## [Your task]
Lines that contain the string "time" are to be copied; leave out all others.

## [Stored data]
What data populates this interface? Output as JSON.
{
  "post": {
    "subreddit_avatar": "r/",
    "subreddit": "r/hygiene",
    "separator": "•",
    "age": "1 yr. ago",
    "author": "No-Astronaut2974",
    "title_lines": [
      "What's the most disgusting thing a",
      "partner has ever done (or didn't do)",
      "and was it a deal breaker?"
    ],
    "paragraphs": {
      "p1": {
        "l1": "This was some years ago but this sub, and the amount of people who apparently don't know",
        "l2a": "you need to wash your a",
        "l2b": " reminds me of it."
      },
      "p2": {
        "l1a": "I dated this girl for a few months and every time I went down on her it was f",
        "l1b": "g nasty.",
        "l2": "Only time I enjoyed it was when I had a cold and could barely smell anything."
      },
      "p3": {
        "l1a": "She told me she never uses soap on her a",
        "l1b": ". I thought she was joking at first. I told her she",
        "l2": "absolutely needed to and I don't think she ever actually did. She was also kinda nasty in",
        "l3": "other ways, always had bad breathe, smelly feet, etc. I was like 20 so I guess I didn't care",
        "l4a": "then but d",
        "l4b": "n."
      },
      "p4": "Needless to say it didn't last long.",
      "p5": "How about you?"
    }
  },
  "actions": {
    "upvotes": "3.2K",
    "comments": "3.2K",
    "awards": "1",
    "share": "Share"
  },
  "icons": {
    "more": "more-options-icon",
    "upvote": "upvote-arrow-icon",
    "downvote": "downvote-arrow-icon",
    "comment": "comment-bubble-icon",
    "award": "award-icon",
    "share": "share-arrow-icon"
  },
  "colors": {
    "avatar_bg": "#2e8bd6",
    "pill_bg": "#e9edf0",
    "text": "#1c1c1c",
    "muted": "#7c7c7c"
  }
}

## [Finished answer]
        "l1a": "I dated this girl for a few months and every time I went down on her it was f",
        "l2": "Only time I enjoyed it was when I had a cold and could barely smell anything."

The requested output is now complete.